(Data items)
┌──

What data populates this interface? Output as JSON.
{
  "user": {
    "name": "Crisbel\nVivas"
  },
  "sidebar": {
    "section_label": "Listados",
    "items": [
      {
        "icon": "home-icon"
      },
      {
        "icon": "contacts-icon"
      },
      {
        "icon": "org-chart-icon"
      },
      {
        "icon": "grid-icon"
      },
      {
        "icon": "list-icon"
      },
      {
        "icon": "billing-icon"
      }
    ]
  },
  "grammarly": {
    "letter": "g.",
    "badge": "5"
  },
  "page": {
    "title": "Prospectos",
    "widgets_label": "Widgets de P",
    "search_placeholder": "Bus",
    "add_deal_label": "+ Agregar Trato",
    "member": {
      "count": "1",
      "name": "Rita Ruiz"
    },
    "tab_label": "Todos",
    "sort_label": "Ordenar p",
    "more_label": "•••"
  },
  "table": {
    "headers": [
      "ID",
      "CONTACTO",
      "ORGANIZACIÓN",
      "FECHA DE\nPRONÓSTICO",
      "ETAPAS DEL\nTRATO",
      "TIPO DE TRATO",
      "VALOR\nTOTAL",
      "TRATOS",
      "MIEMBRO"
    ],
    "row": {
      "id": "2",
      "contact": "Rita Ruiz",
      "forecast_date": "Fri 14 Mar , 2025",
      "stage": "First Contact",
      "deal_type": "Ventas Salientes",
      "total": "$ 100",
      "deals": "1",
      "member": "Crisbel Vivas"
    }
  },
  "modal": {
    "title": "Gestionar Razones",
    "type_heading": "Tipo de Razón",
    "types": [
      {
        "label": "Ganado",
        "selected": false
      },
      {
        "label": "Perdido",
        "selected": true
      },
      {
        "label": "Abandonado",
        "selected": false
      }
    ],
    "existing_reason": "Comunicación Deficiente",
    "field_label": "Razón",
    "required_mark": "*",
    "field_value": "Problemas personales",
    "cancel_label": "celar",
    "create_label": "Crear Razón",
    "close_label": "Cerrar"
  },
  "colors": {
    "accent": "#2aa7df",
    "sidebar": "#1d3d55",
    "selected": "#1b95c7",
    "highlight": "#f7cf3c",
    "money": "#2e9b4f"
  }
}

└──

Count the lines of the data that include the string "selected", and give only that number.

4